>> start MATERIAL PROVIDED

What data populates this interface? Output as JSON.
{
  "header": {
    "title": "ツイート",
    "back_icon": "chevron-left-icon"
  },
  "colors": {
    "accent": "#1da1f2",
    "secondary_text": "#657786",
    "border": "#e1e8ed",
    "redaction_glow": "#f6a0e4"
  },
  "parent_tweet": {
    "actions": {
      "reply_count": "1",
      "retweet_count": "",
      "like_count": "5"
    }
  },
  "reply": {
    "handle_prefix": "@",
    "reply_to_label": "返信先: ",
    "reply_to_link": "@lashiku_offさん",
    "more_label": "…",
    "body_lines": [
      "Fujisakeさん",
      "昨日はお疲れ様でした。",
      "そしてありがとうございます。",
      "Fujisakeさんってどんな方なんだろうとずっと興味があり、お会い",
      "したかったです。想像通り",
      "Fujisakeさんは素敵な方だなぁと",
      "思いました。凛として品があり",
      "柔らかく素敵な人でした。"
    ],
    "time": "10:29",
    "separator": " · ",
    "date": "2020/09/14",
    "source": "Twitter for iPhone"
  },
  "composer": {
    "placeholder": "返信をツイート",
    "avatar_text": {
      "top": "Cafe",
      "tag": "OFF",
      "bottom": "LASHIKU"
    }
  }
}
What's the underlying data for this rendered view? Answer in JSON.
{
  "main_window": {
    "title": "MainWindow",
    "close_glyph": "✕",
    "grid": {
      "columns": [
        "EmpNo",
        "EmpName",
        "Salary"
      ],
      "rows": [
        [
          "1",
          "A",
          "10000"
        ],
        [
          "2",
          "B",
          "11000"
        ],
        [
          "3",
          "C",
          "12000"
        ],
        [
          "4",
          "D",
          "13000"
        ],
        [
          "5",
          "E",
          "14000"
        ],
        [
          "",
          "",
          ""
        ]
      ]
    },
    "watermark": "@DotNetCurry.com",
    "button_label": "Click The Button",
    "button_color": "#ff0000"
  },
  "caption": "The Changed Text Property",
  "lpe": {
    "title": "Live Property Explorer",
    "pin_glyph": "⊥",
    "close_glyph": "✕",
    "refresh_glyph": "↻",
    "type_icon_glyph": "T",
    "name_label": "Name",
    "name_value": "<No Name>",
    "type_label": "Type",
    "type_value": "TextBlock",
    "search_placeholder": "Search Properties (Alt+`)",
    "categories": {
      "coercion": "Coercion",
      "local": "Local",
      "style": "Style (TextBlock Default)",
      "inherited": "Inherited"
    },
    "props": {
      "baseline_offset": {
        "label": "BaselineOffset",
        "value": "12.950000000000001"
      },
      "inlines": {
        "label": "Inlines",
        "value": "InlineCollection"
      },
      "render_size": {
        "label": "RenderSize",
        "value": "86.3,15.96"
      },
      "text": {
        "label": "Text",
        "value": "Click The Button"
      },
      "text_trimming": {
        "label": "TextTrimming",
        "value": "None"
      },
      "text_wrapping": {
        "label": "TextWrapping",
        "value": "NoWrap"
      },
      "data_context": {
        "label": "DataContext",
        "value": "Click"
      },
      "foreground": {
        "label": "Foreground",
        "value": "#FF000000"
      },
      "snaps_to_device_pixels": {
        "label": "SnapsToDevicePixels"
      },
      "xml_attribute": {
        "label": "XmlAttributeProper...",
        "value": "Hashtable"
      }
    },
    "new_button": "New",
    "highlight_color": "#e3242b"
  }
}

>> end MATERIAL PROVIDED

Extract every record and return it verbatim.

> EXERCISE RESPONSE:
What data populates this interface? Output as JSON.
{
  "header": {
    "title": "ツイート",
    "back_icon": "chevron-left-icon"
  },
  "colors": {
    "accent": "#1da1f2",
    "secondary_text": "#657786",
    "border": "#e1e8ed",
    "redaction_glow": "#f6a0e4"
  },
  "parent_tweet": {
    "actions": {
      "reply_count": "1",
      "retweet_count": "",
      "like_count": "5"
    }
  },
  "reply": {
    "handle_prefix": "@",
    "reply_to_label": "返信先: ",
    "reply_to_link": "@lashiku_offさん",
    "more_label": "…",
    "body_lines": [
      "Fujisakeさん",
      "昨日はお疲れ様でした。",
      "そしてありがとうございます。",
      "Fujisakeさんってどんな方なんだろうとずっと興味があり、お会い",
      "したかったです。想像通り",
      "Fujisakeさんは素敵な方だなぁと",
      "思いました。凛として品があり",
      "柔らかく素敵な人でした。"
    ],
    "time": "10:29",
    "separator": " · ",
    "date": "2020/09/14",
    "source": "Twitter for iPhone"
  },
  "composer": {
    "placeholder": "返信をツイート",
    "avatar_text": {
      "top": "Cafe",
      "tag": "OFF",
      "bottom": "LASHIKU"
    }
  }
}
What's the underlying data for this rendered view? Answer in JSON.
{
  "main_window": {
    "title": "MainWindow",
    "close_glyph": "✕",
    "grid": {
      "columns": [
        "EmpNo",
        "EmpName",
        "Salary"
      ],
      "rows": [
        [
          "1",
          "A",
          "10000"
        ],
        [
          "2",
          "B",
          "11000"
        ],
        [
          "3",
          "C",
          "12000"
        ],
        [
          "4",
          "D",
          "13000"
        ],
        [
          "5",
          "E",
          "14000"
        ],
        [
          "",
          "",
          ""
        ]
      ]
    },
    "watermark": "@DotNetCurry.com",
    "button_label": "Click The Button",
    "button_color": "#ff0000"
  },
  "caption": "The Changed Text Property",
  "lpe": {
    "title": "Live Property Explorer",
    "pin_glyph": "⊥",
    "close_glyph": "✕",
    "refresh_glyph": "↻",
    "type_icon_glyph": "T",
    "name_label": "Name",
    "name_value": "<No Name>",
    "type_label": "Type",
    "type_value": "TextBlock",
    "search_placeholder": "Search Properties (Alt+`)",
    "categories": {
      "coercion": "Coercion",
      "local": "Local",
      "style": "Style (TextBlock Default)",
      "inherited": "Inherited"
    },
    "props": {
      "baseline_offset": {
        "label": "BaselineOffset",
        "value": "12.950000000000001"
      },
      "inlines": {
        "label": "Inlines",
        "value": "InlineCollection"
      },
      "render_size": {
        "label": "RenderSize",
        "value": "86.3,15.96"
      },
      "text": {
        "label": "Text",
        "value": "Click The Button"
      },
      "text_trimming": {
        "label": "TextTrimming",
        "value": "None"
      },
      "text_wrapping": {
        "label": "TextWrapping",
        "value": "NoWrap"
      },
      "data_context": {
        "label": "DataContext",
        "value": "Click"
      },
      "foreground": {
        "label": "Foreground",
        "value": "#FF000000"
      },
      "snaps_to_device_pixels": {
        "label": "SnapsToDevicePixels"
      },
      "xml_attribute": {
        "label": "XmlAttributeProper...",
        "value": "Hashtable"
      }
    },
    "new_button": "New",
    "highlight_color": "#e3242b"
  }
}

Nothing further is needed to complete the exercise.